Цитируемый текст:

((

Засмеялась, свистнула, исчезла...

Сергей Шелковый
               

                О поэте Владимире Свидзинском



    Владимир Свидзинский - редкостный поэт. Лучше сказать, уникальный. Поэт, который воистину "засветился сам от себя." И это ощутит каждый человек, способный чувствовать поэзию, прочитав его стихи, казалось бы, навсегда потерянные после жестокого уничтожения автора, стихи не приходившие к читателям более шестидесяти долгих лет.
    Родился Владимир Свидзинский в семье священника, в священническом на протяжении ряда поколений роду на Подолье в 1885 году. Закончил духовную семинарию, в дальнейшем получил ещё два высших образования - в Киевском коммерческом институте и в Каменец-Подольском университете на историко-филологическом факультете. В 1916-1918 был на фронтах Первой мировой. При новом режиме работал архивариусом и вел научную работу, обучаясь в аспирантуре, публикуя научные статьи, там же в Каменце-Подольском с 1918 до 1925 года. С 1925-го и вплоть до трагической гибели в 1941 году местом его обитания, средой и антисредой его творчества, его трудов ради скудного хлеба насущного на непрерывно сменяющихся редакторских должностях был столичный тогда Харьков.

))

Предоставленные материалы:
((

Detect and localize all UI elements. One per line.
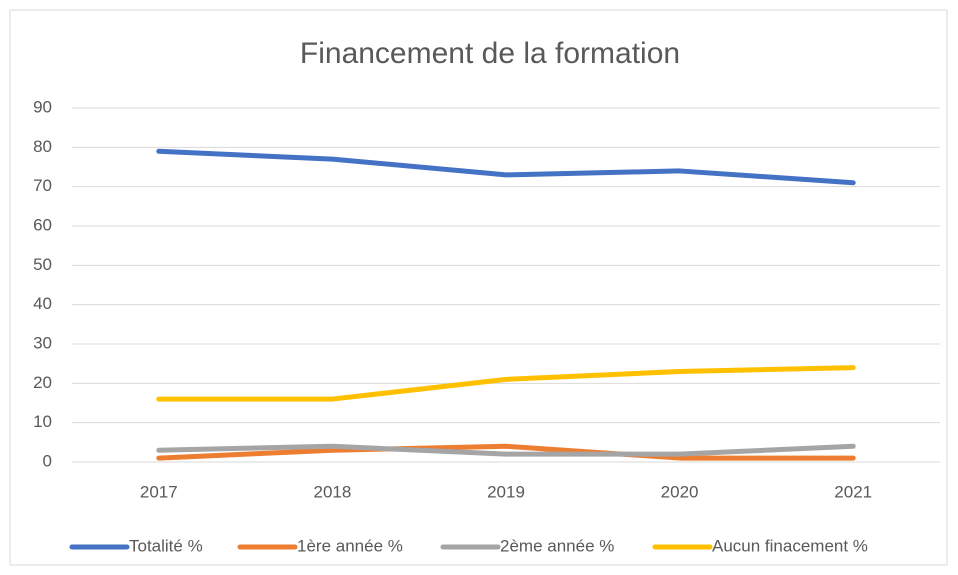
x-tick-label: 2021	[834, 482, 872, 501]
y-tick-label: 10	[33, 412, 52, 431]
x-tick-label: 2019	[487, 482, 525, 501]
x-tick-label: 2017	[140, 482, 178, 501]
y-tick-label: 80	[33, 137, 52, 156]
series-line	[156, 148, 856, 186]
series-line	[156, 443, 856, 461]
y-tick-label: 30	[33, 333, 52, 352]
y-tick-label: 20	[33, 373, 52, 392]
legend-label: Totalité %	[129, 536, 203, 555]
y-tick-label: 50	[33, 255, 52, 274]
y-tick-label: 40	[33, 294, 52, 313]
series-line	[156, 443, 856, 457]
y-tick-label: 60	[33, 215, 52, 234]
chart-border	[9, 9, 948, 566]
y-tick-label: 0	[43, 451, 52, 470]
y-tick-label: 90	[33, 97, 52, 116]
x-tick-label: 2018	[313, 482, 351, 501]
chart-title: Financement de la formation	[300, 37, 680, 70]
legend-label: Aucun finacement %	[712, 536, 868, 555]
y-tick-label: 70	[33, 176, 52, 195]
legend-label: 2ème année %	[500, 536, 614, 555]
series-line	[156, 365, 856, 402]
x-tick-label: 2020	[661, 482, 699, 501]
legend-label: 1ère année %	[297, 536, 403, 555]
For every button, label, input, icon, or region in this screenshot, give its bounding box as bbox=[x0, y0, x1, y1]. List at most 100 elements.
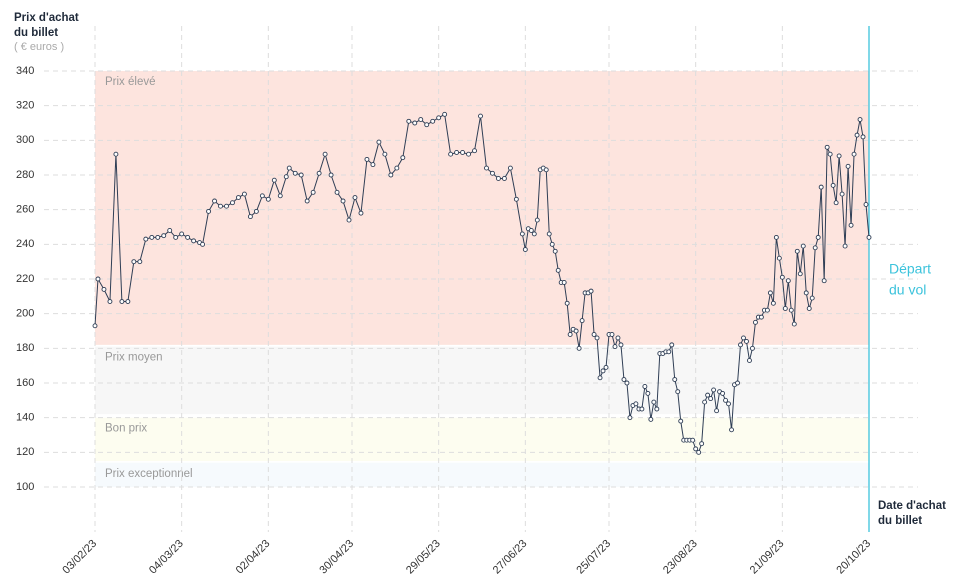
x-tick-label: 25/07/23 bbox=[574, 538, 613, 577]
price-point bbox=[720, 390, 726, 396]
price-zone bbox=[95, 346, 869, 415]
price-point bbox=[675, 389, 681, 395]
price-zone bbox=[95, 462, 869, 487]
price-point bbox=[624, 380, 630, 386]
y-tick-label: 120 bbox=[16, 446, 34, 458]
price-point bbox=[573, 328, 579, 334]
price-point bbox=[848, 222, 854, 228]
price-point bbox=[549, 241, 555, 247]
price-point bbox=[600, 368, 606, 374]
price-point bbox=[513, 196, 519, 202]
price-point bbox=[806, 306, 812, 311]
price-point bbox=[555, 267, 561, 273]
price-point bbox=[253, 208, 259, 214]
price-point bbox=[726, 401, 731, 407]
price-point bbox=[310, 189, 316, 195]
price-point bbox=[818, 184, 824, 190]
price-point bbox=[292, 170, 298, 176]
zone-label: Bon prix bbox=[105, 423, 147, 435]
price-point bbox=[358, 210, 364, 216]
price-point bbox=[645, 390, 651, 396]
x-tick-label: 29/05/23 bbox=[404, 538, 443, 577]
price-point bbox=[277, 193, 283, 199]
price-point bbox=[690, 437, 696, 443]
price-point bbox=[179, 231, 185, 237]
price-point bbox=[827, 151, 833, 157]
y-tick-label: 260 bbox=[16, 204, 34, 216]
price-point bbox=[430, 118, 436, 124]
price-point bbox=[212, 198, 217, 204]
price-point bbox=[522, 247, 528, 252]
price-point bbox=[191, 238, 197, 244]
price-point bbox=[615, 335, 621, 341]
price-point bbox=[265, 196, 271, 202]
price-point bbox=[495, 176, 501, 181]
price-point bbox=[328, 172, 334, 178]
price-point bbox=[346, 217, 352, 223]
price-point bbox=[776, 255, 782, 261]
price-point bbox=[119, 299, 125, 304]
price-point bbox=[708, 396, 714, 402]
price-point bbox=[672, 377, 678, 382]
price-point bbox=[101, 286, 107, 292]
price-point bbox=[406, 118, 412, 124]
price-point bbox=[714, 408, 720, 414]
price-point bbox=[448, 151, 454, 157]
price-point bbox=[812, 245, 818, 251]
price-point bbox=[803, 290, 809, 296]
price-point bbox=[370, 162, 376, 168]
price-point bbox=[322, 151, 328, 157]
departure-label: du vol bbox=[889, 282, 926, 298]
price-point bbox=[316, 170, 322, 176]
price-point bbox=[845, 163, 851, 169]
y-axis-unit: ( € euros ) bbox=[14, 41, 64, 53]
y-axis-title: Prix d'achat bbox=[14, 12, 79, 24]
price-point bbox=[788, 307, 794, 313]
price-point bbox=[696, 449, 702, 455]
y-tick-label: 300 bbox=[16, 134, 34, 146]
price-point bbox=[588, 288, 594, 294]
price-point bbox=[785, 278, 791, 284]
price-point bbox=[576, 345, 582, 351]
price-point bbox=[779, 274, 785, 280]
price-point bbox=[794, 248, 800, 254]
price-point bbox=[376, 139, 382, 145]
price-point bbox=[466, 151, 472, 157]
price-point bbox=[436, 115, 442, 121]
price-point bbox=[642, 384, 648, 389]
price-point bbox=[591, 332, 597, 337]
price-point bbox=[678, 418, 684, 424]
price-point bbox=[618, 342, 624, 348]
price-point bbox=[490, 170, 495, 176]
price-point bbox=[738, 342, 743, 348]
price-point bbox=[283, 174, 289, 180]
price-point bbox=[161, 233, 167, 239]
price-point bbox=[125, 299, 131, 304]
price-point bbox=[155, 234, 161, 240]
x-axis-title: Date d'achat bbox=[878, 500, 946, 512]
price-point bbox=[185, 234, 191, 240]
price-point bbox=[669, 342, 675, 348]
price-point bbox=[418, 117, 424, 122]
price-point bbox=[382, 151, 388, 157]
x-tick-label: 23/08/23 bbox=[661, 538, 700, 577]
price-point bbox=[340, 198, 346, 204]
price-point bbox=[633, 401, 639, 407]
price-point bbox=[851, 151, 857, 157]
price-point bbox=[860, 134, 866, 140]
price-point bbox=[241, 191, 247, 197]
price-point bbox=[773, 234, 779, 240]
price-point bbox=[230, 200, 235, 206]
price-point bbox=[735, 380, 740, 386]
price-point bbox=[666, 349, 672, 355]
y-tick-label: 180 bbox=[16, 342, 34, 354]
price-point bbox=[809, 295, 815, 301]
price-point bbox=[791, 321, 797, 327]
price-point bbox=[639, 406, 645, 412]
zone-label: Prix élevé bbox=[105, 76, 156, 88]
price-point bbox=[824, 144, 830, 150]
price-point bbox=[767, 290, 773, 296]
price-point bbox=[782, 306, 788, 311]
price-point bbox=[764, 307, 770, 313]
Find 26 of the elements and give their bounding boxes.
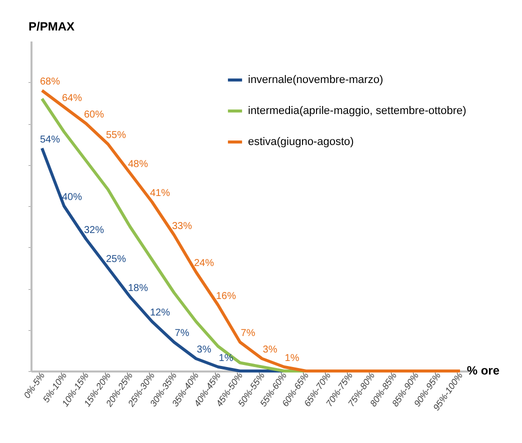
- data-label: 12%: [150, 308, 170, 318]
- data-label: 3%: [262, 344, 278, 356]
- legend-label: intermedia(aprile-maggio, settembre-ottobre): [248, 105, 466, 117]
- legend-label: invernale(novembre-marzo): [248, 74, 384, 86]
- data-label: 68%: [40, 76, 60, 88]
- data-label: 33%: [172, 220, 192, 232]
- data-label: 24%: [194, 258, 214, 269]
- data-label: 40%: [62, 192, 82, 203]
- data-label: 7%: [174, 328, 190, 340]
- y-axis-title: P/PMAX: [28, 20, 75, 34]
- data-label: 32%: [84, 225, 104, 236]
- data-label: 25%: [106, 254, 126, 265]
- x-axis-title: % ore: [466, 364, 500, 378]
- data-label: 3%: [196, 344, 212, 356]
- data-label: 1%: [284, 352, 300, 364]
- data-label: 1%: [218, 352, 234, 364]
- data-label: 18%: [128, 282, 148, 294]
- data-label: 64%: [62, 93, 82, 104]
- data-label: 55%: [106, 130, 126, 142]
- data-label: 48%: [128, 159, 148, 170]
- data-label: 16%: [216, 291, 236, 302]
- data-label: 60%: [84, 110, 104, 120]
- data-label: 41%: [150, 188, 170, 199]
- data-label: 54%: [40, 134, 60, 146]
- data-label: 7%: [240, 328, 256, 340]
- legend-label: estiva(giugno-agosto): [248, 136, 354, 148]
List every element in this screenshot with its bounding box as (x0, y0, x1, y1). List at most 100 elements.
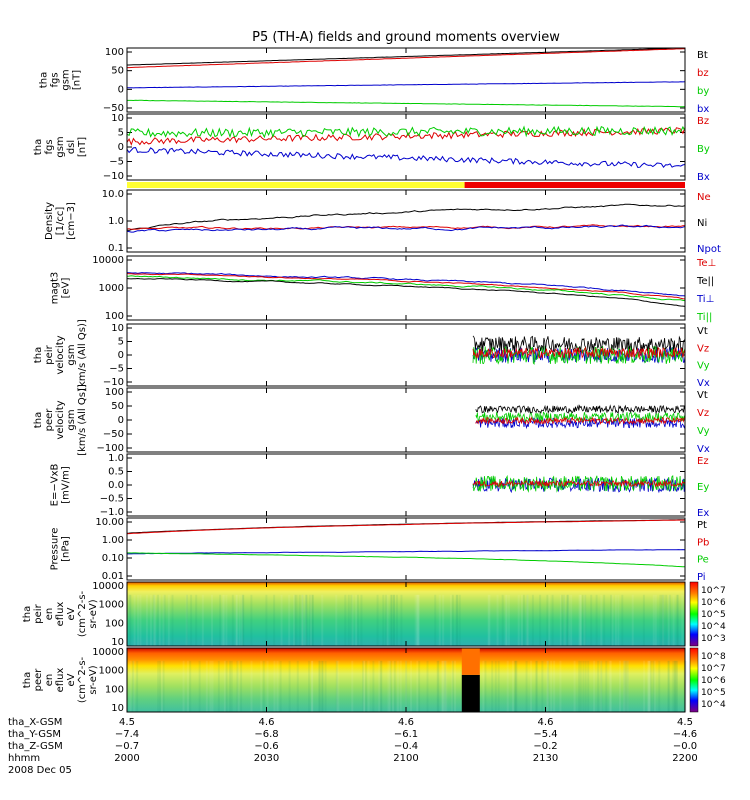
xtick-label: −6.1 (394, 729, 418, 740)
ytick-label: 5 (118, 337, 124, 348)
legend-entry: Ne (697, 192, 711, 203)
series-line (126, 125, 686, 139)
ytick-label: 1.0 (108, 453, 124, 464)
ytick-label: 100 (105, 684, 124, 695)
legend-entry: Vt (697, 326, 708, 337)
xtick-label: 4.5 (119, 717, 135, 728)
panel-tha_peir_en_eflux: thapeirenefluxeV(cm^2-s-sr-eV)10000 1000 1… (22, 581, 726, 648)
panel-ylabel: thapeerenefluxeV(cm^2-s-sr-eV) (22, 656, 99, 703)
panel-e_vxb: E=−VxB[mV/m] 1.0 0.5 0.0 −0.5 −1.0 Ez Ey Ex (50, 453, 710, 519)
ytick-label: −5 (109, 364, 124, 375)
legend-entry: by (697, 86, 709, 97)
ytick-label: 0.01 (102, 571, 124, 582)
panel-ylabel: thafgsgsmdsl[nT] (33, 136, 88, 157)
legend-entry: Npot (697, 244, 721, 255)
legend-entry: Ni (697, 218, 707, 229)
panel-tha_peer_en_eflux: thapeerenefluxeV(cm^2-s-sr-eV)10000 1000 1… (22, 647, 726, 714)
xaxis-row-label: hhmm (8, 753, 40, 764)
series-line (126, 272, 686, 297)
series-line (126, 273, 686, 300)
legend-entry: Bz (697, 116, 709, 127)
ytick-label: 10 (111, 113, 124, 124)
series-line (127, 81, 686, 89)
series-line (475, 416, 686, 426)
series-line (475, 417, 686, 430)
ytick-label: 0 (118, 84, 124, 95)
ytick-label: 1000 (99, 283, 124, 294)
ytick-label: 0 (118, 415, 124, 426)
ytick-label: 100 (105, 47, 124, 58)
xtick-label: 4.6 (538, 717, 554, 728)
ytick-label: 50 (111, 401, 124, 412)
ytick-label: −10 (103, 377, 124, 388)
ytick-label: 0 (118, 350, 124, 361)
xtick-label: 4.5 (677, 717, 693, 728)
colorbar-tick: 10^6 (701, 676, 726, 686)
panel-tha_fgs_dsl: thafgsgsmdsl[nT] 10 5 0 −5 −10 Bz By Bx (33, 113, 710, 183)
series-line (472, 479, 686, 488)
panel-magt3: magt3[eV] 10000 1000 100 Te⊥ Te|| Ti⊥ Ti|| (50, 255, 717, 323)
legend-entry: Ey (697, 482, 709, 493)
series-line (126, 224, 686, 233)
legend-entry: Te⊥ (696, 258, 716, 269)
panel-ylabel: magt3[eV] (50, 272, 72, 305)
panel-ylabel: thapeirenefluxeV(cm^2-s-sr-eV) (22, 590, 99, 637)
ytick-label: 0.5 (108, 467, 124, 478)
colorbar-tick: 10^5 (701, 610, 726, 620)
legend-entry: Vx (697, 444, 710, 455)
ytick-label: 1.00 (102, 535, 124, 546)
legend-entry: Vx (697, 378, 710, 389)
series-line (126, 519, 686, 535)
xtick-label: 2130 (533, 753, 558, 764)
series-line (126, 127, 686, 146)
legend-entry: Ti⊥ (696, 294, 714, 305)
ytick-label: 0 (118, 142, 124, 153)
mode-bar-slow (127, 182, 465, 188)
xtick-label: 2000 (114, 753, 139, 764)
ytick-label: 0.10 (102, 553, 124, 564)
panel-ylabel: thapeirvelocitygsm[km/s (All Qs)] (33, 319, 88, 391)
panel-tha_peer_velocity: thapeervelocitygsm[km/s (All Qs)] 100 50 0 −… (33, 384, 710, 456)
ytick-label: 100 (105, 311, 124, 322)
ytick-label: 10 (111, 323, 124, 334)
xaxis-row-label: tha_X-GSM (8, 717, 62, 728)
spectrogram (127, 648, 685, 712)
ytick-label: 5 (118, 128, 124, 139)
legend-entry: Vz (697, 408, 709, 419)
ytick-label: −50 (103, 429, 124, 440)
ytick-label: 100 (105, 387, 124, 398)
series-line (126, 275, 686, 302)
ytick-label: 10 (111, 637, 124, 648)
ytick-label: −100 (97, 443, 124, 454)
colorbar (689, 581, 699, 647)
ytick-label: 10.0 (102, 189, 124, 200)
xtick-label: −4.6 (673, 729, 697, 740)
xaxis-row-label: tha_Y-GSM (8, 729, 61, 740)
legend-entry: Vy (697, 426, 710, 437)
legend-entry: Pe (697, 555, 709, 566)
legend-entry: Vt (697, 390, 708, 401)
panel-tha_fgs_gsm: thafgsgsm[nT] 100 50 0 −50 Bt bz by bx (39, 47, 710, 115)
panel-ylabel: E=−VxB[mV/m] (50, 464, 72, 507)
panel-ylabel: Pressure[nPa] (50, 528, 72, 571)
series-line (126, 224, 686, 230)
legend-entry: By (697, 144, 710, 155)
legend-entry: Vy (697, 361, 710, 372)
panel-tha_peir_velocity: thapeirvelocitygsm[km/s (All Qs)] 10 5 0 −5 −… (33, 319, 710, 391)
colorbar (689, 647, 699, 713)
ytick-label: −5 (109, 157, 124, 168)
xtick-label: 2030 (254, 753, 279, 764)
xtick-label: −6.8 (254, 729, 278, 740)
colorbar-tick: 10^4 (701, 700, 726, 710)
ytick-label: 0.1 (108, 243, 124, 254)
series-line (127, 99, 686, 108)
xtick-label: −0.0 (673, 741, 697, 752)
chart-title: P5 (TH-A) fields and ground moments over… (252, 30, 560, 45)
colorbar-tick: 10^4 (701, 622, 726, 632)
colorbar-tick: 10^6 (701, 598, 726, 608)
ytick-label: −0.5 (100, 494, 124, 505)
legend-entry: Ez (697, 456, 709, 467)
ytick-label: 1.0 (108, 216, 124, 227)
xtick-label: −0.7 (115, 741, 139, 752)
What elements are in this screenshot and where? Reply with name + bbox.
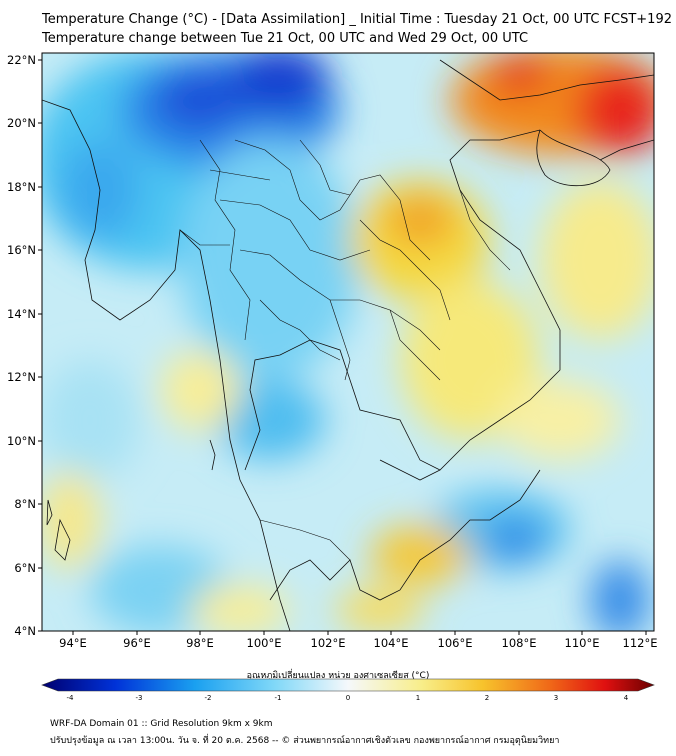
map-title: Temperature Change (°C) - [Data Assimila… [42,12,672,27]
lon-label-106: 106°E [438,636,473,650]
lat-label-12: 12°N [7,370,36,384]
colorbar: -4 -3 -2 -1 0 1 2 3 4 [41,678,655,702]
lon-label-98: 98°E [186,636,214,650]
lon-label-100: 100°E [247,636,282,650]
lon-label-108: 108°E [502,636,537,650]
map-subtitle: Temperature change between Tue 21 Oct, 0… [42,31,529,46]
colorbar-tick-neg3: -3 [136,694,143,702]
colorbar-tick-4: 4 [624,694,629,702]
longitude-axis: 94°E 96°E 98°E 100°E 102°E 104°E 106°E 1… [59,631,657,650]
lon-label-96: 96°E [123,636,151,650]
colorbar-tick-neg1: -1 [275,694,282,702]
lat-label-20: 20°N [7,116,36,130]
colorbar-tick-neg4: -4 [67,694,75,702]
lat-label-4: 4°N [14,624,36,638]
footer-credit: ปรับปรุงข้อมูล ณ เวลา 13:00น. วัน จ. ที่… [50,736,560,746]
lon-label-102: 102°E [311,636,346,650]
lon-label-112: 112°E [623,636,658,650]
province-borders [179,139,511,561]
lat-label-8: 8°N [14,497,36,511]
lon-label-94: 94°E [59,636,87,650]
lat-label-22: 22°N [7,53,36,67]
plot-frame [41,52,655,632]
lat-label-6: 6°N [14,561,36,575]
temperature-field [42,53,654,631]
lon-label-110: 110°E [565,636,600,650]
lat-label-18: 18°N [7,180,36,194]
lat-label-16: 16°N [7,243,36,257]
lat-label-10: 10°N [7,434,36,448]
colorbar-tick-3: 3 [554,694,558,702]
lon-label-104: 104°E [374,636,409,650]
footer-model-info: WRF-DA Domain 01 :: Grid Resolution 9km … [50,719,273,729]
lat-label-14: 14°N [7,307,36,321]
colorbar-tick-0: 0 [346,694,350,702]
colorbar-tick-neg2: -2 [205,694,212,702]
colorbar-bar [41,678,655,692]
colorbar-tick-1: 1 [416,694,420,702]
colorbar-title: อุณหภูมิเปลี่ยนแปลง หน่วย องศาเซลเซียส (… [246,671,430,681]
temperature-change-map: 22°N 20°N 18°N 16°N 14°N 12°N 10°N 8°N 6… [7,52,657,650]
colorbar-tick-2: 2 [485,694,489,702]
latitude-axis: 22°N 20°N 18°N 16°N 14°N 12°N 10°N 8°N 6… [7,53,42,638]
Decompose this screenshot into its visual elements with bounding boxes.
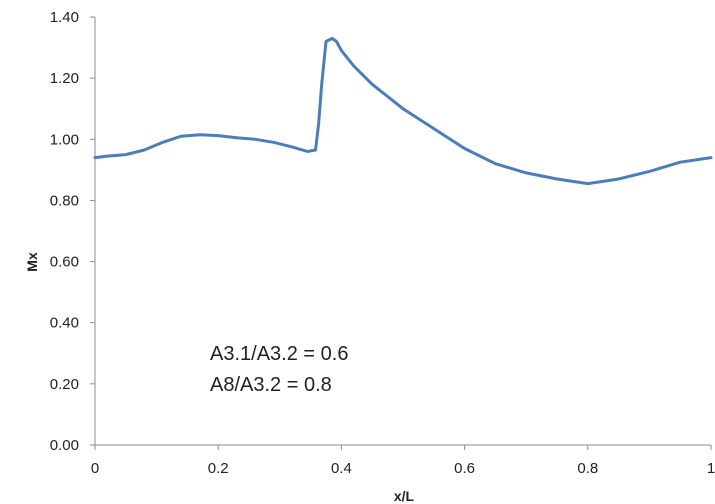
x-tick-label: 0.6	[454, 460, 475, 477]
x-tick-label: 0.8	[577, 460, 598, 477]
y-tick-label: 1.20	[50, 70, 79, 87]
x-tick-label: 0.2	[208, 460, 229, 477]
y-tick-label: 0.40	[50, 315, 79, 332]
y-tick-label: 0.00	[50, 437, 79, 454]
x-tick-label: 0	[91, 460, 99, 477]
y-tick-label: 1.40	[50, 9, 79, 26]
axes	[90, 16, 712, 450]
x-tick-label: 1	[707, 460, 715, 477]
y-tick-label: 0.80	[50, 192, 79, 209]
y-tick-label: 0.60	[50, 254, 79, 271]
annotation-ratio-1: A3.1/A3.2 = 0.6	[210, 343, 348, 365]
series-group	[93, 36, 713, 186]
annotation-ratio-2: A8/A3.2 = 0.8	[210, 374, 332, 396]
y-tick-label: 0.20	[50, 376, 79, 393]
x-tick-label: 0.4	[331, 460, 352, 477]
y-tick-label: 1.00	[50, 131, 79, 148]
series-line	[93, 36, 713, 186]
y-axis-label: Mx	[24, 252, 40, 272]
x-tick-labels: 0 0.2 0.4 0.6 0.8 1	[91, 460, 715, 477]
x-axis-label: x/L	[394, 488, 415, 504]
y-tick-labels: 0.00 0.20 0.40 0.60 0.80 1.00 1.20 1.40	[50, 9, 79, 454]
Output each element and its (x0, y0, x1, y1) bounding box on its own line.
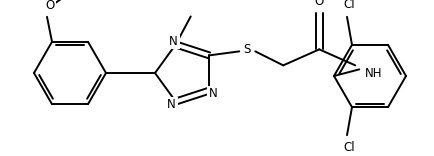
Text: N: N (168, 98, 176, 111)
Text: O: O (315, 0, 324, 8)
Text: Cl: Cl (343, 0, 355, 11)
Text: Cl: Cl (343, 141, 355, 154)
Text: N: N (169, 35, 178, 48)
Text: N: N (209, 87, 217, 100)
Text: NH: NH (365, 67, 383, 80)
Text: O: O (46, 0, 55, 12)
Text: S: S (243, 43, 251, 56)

))

Задания:
1/ В каком городе, согласно очерку о Владимире Свидзинском, поэт жил с 1925 года до своей гибели в 1941 году?
2/ Воспроизведите без изменений отрывок из очерка о Свидзинском между словами «Владимир Свидзинский - редкостный» и «шестидесяти долгих лет.», включая их.
3/ Переведите на английский язык предложение из очерка о Свидзинском: «В 1916-1918 был на фронтах Первой мировой».

Письменные ответы:
1/ В Харькове.

2/
Владимир Свидзинский - редкостный поэт. Лучше сказать, уникальный. Поэт, который воистину "засветился сам от себя." И это ощутит каждый человек, способный чувствовать поэзию, прочитав его стихи, казалось бы, навсегда потерянные после жестокого уничтожения автора, стихи не приходившие к читателям более шестидесяти долгих лет.

3/ In 1916–1918 he was at the fronts of World War I.